==== Dataset content

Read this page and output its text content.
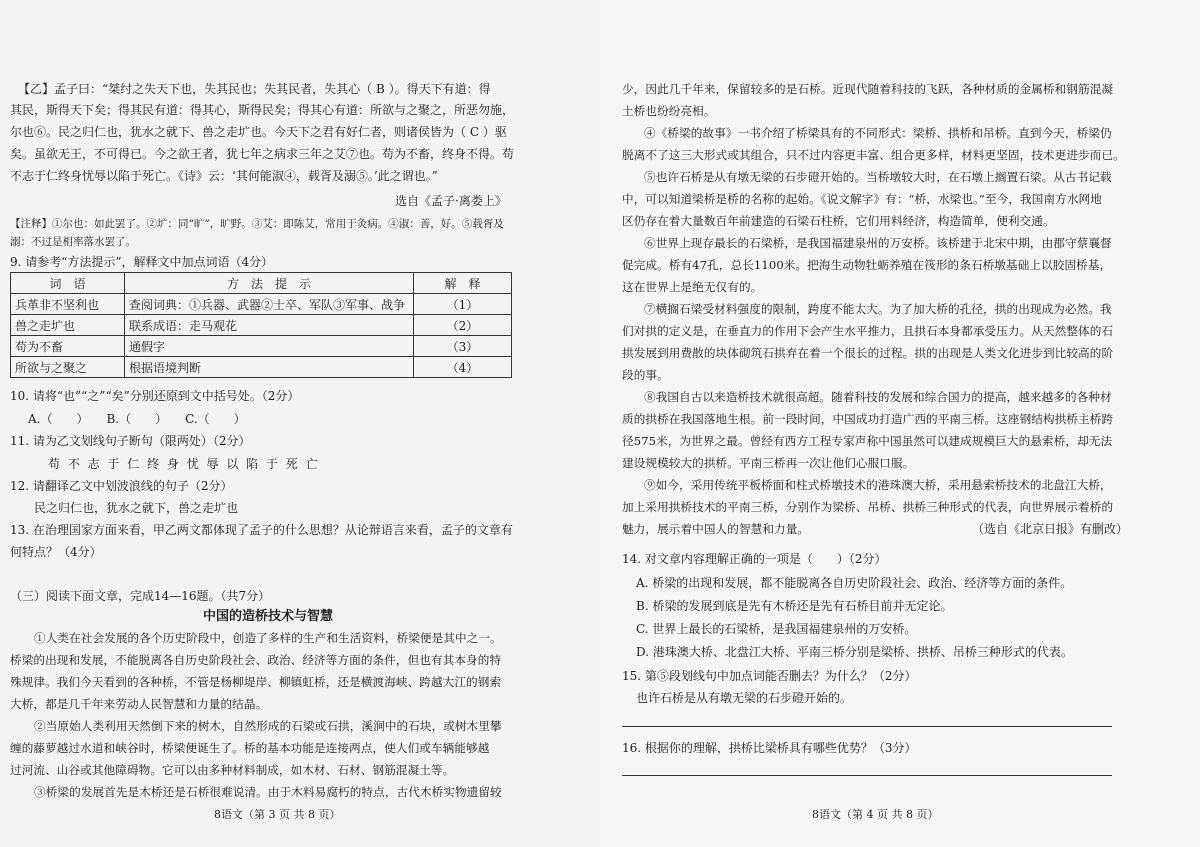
【乙】孟子曰：“桀纣之失天下也，失其民也；失其民者，失其心（ B ）。得天下有道：得
其民，斯得天下矣；得其民有道：得其心，斯得民矣；得其心有道：所欲与之聚之，所恶勿施，
尔也⑥。民之归仁也，犹水之就下、兽之走圹也。今天下之君有好仁者，则诸侯皆为（ C ）驱
矣。虽欲无王，不可得已。今之欲王者，犹七年之病求三年之艾⑦也。苟为不畜，终身不得。苟
不志于仁终身忧辱以陷于死亡。《诗》云：‘其何能淑④，载胥及溺⑤。’此之谓也。”
选自《孟子·离娄上》
【注释】①尔也：如此罢了。②圹：同“旷”，旷野。③艾：即陈艾，常用于灸病。④淑：善，好。⑤载胥及
溺：不过是相率落水罢了。
9. 请参考“方法提示”，解释文中加点词语（4分）
词　语	方　法　提　示	解　释
兵革非不坚利也	查阅词典：①兵器、武器②士卒、军队③军事、战争	（1）
兽之走圹也	联系成语：走马观花	（2）
苟为不畜	通假字	（3）
所欲与之聚之	根据语境判断	（4）
10. 请将“也”“之”“矣”分别还原到文中括号处。（2分）
A.（　　）　　B.（　　）　　C.（　　）
11. 请为乙文划线句子断句（限两处）（2分）
苟 不 志 于 仁 终 身 忧 辱 以 陷 于 死 亡
12. 请翻译乙文中划波浪线的句子（2分）
民之归仁也，犹水之就下，兽之走圹也
13. 在治理国家方面来看，甲乙两文都体现了孟子的什么思想？从论辩语言来看，孟子的文章有
何特点？（4分）
（三）阅读下面文章，完成14—16题。（共7分）
中国的造桥技术与智慧
①人类在社会发展的各个历史阶段中，创造了多样的生产和生活资料，桥梁便是其中之一。
桥梁的出现和发展，不能脱离各自历史阶段社会、政治、经济等方面的条件，但也有其本身的特
殊规律。我们今天看到的各种桥，不管是杨柳堤岸、柳镇虹桥，还是横渡海峡、跨越大江的钢索
大桥，都是几千年来劳动人民智慧和力量的结晶。
②当原始人类利用天然倒下来的树木，自然形成的石梁或石拱，溪涧中的石块，或树木里攀
缠的藤萝越过水道和峡谷时，桥梁便诞生了。桥的基本功能是连接两点，使人们或车辆能够越
过河流、山谷或其他障碍物。它可以由多种材料制成，如木材、石材、钢筋混凝土等。
③桥梁的发展首先是木桥还是石桥很难说清。由于木料易腐朽的特点，古代木桥实物遗留较
8语文（第 3 页 共 8 页）
少，因此几千年来，保留较多的是石桥。近现代随着科技的飞跃，各种材质的金属桥和钢筋混凝
土桥也纷纷亮相。
④《桥梁的故事》一书介绍了桥梁具有的不同形式：梁桥、拱桥和吊桥。直到今天，桥梁仍
脱离不了这三大形式或其组合，只不过内容更丰富、组合更多样，材料更坚固，技术更进步而已。
⑤也许石桥是从有墩无梁的石步磴开始的。当桥墩较大时，在石墩上搁置石梁。从古书记载
中，可以知道梁桥是桥的名称的起始。《说文解字》有：“桥，水梁也。”至今，我国南方水网地
区仍存在着大量数百年前建造的石梁石柱桥，它们用料经济，构造简单，便利交通。
⑥世界上现存最长的石梁桥，是我国福建泉州的万安桥。该桥建于北宋中期，由郡守蔡襄督
促完成。桥有47孔，总长1100米。把海生动物牡蛎养殖在筏形的条石桥墩基础上以胶固桥基，
这在世界上是绝无仅有的。
⑦横搁石梁受材料强度的限制，跨度不能太大。为了加大桥的孔径，拱的出现成为必然。我
们对拱的定义是，在垂直力的作用下会产生水平推力，且拱石本身都承受压力。从天然整体的石
拱发展到用费散的块体砌筑石拱弃在着一个很长的过程。拱的出现是人类文化进步到比较高的阶
段的事。
⑧我国自古以来造桥技术就很高超。随着科技的发展和综合国力的提高，越来越多的各种材
质的拱桥在我国落地生根。前一段时间，中国成功打造广西的平南三桥。这座钢结构拱桥主桥跨
径575米，为世界之最。曾经有西方工程专家声称中国虽然可以建成规模巨大的悬索桥，却无法
建设规模较大的拱桥。平南三桥再一次让他们心服口服。
⑨如今，采用传统平板桥面和柱式桥墩技术的港珠澳大桥，采用悬索桥技术的北盘江大桥，
加上采用拱桥技术的平南三桥，分别作为梁桥、吊桥、拱桥三种形式的代表，向世界展示着桥的
魅力，展示着中国人的智慧和力量。	（选自《北京日报》有删改）
14. 对文章内容理解正确的一项是（　　）（2分）
A. 桥梁的出现和发展，都不能脱离各自历史阶段社会、政治、经济等方面的条件。
B. 桥梁的发展到底是先有木桥还是先有石桥目前并无定论。
C. 世界上最长的石梁桥，是我国福建泉州的万安桥。
D. 港珠澳大桥、北盘江大桥、平南三桥分别是梁桥、拱桥、吊桥三种形式的代表。
15. 第⑤段划线句中加点词能否删去？为什么？（2分）
也许石桥是从有墩无梁的石步磴开始的。
16. 根据你的理解，拱桥比梁桥具有哪些优势？（3分）
8语文（第 4 页 共 8 页）
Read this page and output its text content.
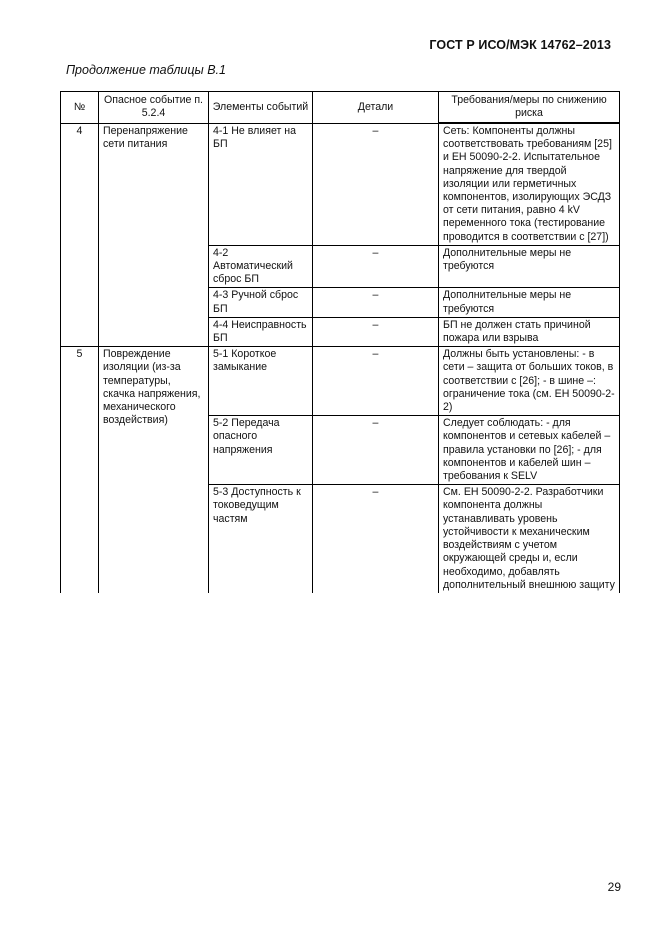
ГОСТ Р ИСО/МЭК 14762–2013
Продолжение таблицы В.1
№	Опасное событие п. 5.2.4	Элементы событий	Детали	Требования/меры по снижению риска
4	Перенапряжение сети питания	4-1 Не влияет на БП	–	Сеть: Компоненты должны соответствовать требованиям [25] и ЕН 50090-2-2. Испытательное напряжение для твердой изоляции или герметичных компонентов, изолирующих ЭСДЗ от сети питания, равно 4 kV переменного тока (тестирование проводится в соответствии с [27])
		4-2 Автоматический сброс БП	–	Дополнительные меры не требуются
		4-3 Ручной сброс БП	–	Дополнительные меры не требуются
		4-4 Неисправность БП	–	БП не должен стать причиной пожара или взрыва
5	Повреждение изоляции (из-за температуры, скачка напряжения, механического воздействия)	5-1 Короткое замыкание	–	Должны быть установлены: - в сети – защита от больших токов, в соответствии с [26]; - в шине –: ограничение тока (см. ЕН 50090-2-2)
		5-2 Передача опасного напряжения	–	Следует соблюдать: - для компонентов и сетевых кабелей – правила установки по [26]; - для компонентов и кабелей шин – требования к SELV
		5-3 Доступность к токоведущим частям	–	См. ЕН 50090-2-2. Разработчики компонента должны устанавливать уровень устойчивости к механическим воздействиям с учетом окружающей среды и, если необходимо, добавлять дополнительный внешнюю защиту
29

========

◆ Description of the task:
Copy each line in full and exactly, omitting any picture.

◆ Solution to this exercise:
Read this page and output its text content.
【乙】孟子曰：“桀纣之失天下也，失其民也；失其民者，失其心（ B ）。得天下有道：得
其民，斯得天下矣；得其民有道：得其心，斯得民矣；得其心有道：所欲与之聚之，所恶勿施，
尔也⑥。民之归仁也，犹水之就下、兽之走圹也。今天下之君有好仁者，则诸侯皆为（ C ）驱
矣。虽欲无王，不可得已。今之欲王者，犹七年之病求三年之艾⑦也。苟为不畜，终身不得。苟
不志于仁终身忧辱以陷于死亡。《诗》云：‘其何能淑④，载胥及溺⑤。’此之谓也。”
选自《孟子·离娄上》
【注释】①尔也：如此罢了。②圹：同“旷”，旷野。③艾：即陈艾，常用于灸病。④淑：善，好。⑤载胥及
溺：不过是相率落水罢了。
9. 请参考“方法提示”，解释文中加点词语（4分）
词　语	方　法　提　示	解　释
兵革非不坚利也	查阅词典：①兵器、武器②士卒、军队③军事、战争	（1）
兽之走圹也	联系成语：走马观花	（2）
苟为不畜	通假字	（3）
所欲与之聚之	根据语境判断	（4）
10. 请将“也”“之”“矣”分别还原到文中括号处。（2分）
A.（　　）　　B.（　　）　　C.（　　）
11. 请为乙文划线句子断句（限两处）（2分）
苟 不 志 于 仁 终 身 忧 辱 以 陷 于 死 亡
12. 请翻译乙文中划波浪线的句子（2分）
民之归仁也，犹水之就下，兽之走圹也
13. 在治理国家方面来看，甲乙两文都体现了孟子的什么思想？从论辩语言来看，孟子的文章有
何特点？（4分）
（三）阅读下面文章，完成14—16题。（共7分）
中国的造桥技术与智慧
①人类在社会发展的各个历史阶段中，创造了多样的生产和生活资料，桥梁便是其中之一。
桥梁的出现和发展，不能脱离各自历史阶段社会、政治、经济等方面的条件，但也有其本身的特
殊规律。我们今天看到的各种桥，不管是杨柳堤岸、柳镇虹桥，还是横渡海峡、跨越大江的钢索
大桥，都是几千年来劳动人民智慧和力量的结晶。
②当原始人类利用天然倒下来的树木，自然形成的石梁或石拱，溪涧中的石块，或树木里攀
缠的藤萝越过水道和峡谷时，桥梁便诞生了。桥的基本功能是连接两点，使人们或车辆能够越
过河流、山谷或其他障碍物。它可以由多种材料制成，如木材、石材、钢筋混凝土等。
③桥梁的发展首先是木桥还是石桥很难说清。由于木料易腐朽的特点，古代木桥实物遗留较
8语文（第 3 页 共 8 页）
少，因此几千年来，保留较多的是石桥。近现代随着科技的飞跃，各种材质的金属桥和钢筋混凝
土桥也纷纷亮相。
④《桥梁的故事》一书介绍了桥梁具有的不同形式：梁桥、拱桥和吊桥。直到今天，桥梁仍
脱离不了这三大形式或其组合，只不过内容更丰富、组合更多样，材料更坚固，技术更进步而已。
⑤也许石桥是从有墩无梁的石步磴开始的。当桥墩较大时，在石墩上搁置石梁。从古书记载
中，可以知道梁桥是桥的名称的起始。《说文解字》有：“桥，水梁也。”至今，我国南方水网地
区仍存在着大量数百年前建造的石梁石柱桥，它们用料经济，构造简单，便利交通。
⑥世界上现存最长的石梁桥，是我国福建泉州的万安桥。该桥建于北宋中期，由郡守蔡襄督
促完成。桥有47孔，总长1100米。把海生动物牡蛎养殖在筏形的条石桥墩基础上以胶固桥基，
这在世界上是绝无仅有的。
⑦横搁石梁受材料强度的限制，跨度不能太大。为了加大桥的孔径，拱的出现成为必然。我
们对拱的定义是，在垂直力的作用下会产生水平推力，且拱石本身都承受压力。从天然整体的石
拱发展到用费散的块体砌筑石拱弃在着一个很长的过程。拱的出现是人类文化进步到比较高的阶
段的事。
⑧我国自古以来造桥技术就很高超。随着科技的发展和综合国力的提高，越来越多的各种材
质的拱桥在我国落地生根。前一段时间，中国成功打造广西的平南三桥。这座钢结构拱桥主桥跨
径575米，为世界之最。曾经有西方工程专家声称中国虽然可以建成规模巨大的悬索桥，却无法
建设规模较大的拱桥。平南三桥再一次让他们心服口服。
⑨如今，采用传统平板桥面和柱式桥墩技术的港珠澳大桥，采用悬索桥技术的北盘江大桥，
加上采用拱桥技术的平南三桥，分别作为梁桥、吊桥、拱桥三种形式的代表，向世界展示着桥的
魅力，展示着中国人的智慧和力量。	（选自《北京日报》有删改）
14. 对文章内容理解正确的一项是（　　）（2分）
A. 桥梁的出现和发展，都不能脱离各自历史阶段社会、政治、经济等方面的条件。
B. 桥梁的发展到底是先有木桥还是先有石桥目前并无定论。
C. 世界上最长的石梁桥，是我国福建泉州的万安桥。
D. 港珠澳大桥、北盘江大桥、平南三桥分别是梁桥、拱桥、吊桥三种形式的代表。
15. 第⑤段划线句中加点词能否删去？为什么？（2分）
也许石桥是从有墩无梁的石步磴开始的。
16. 根据你的理解，拱桥比梁桥具有哪些优势？（3分）
8语文（第 4 页 共 8 页）
Read this page and output its text content.
ГОСТ Р ИСО/МЭК 14762–2013
Продолжение таблицы В.1
№	Опасное событие п. 5.2.4	Элементы событий	Детали	Требования/меры по снижению риска
4	Перенапряжение сети питания	4-1 Не влияет на БП	–	Сеть: Компоненты должны соответствовать требованиям [25] и ЕН 50090-2-2. Испытательное напряжение для твердой изоляции или герметичных компонентов, изолирующих ЭСДЗ от сети питания, равно 4 kV переменного тока (тестирование проводится в соответствии с [27])
		4-2 Автоматический сброс БП	–	Дополнительные меры не требуются
		4-3 Ручной сброс БП	–	Дополнительные меры не требуются
		4-4 Неисправность БП	–	БП не должен стать причиной пожара или взрыва
5	Повреждение изоляции (из-за температуры, скачка напряжения, механического воздействия)	5-1 Короткое замыкание	–	Должны быть установлены: - в сети – защита от больших токов, в соответствии с [26]; - в шине –: ограничение тока (см. ЕН 50090-2-2)
		5-2 Передача опасного напряжения	–	Следует соблюдать: - для компонентов и сетевых кабелей – правила установки по [26]; - для компонентов и кабелей шин – требования к SELV
		5-3 Доступность к токоведущим частям	–	См. ЕН 50090-2-2. Разработчики компонента должны устанавливать уровень устойчивости к механическим воздействиям с учетом окружающей среды и, если необходимо, добавлять дополнительный внешнюю защиту
29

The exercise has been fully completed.